**Stated goal**
Repeat the whole listing below, word for word.

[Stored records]
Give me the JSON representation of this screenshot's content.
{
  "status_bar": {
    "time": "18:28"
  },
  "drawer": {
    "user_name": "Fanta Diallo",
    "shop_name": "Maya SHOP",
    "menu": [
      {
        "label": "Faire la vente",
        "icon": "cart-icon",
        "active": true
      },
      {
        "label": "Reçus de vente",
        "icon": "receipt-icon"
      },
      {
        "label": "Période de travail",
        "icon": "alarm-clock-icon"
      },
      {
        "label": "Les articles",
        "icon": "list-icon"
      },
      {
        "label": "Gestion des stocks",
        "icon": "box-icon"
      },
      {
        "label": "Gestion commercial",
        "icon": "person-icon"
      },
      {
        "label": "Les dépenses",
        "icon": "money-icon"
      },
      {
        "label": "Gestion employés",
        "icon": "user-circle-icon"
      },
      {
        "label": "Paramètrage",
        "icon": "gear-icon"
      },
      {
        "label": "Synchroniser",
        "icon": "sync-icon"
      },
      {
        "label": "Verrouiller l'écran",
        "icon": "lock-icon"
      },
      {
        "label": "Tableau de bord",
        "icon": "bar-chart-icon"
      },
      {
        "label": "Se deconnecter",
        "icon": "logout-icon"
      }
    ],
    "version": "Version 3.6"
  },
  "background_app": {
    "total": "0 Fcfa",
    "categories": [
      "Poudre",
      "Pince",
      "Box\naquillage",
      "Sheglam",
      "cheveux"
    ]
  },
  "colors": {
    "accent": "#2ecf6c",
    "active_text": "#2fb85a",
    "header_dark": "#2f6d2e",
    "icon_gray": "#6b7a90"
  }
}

**Full output**
Give me the JSON representation of this screenshot's content.
{
  "status_bar": {
    "time": "18:28"
  },
  "drawer": {
    "user_name": "Fanta Diallo",
    "shop_name": "Maya SHOP",
    "menu": [
      {
        "label": "Faire la vente",
        "icon": "cart-icon",
        "active": true
      },
      {
        "label": "Reçus de vente",
        "icon": "receipt-icon"
      },
      {
        "label": "Période de travail",
        "icon": "alarm-clock-icon"
      },
      {
        "label": "Les articles",
        "icon": "list-icon"
      },
      {
        "label": "Gestion des stocks",
        "icon": "box-icon"
      },
      {
        "label": "Gestion commercial",
        "icon": "person-icon"
      },
      {
        "label": "Les dépenses",
        "icon": "money-icon"
      },
      {
        "label": "Gestion employés",
        "icon": "user-circle-icon"
      },
      {
        "label": "Paramètrage",
        "icon": "gear-icon"
      },
      {
        "label": "Synchroniser",
        "icon": "sync-icon"
      },
      {
        "label": "Verrouiller l'écran",
        "icon": "lock-icon"
      },
      {
        "label": "Tableau de bord",
        "icon": "bar-chart-icon"
      },
      {
        "label": "Se deconnecter",
        "icon": "logout-icon"
      }
    ],
    "version": "Version 3.6"
  },
  "background_app": {
    "total": "0 Fcfa",
    "categories": [
      "Poudre",
      "Pince",
      "Box\naquillage",
      "Sheglam",
      "cheveux"
    ]
  },
  "colors": {
    "accent": "#2ecf6c",
    "active_text": "#2fb85a",
    "header_dark": "#2f6d2e",
    "icon_gray": "#6b7a90"
  }
}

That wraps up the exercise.